(Records from a data collection)
***

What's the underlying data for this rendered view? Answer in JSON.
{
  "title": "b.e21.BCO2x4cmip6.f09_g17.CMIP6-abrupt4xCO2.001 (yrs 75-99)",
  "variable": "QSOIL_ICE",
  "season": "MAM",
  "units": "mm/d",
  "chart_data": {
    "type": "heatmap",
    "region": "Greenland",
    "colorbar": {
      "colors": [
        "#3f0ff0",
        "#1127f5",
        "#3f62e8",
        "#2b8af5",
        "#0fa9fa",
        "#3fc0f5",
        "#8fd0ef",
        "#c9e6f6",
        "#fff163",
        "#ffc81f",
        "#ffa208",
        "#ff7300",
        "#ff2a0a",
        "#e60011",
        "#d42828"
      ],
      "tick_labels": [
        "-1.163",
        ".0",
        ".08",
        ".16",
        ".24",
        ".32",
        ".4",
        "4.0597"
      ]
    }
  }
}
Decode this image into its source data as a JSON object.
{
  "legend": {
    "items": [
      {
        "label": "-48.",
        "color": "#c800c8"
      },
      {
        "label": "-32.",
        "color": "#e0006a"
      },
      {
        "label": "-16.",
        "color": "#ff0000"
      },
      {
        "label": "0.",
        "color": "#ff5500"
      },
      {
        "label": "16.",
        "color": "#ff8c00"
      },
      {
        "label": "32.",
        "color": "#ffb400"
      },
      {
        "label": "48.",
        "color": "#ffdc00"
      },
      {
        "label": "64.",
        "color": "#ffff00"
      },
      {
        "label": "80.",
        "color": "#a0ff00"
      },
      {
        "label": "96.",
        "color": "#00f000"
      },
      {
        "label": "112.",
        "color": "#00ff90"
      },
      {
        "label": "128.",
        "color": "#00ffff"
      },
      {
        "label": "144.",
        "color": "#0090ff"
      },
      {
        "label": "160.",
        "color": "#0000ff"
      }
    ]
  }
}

***

Directions:
Of the lines above, copy each that contains "JSON".

Worked solution:
What's the underlying data for this rendered view? Answer in JSON.
Decode this image into its source data as a JSON object.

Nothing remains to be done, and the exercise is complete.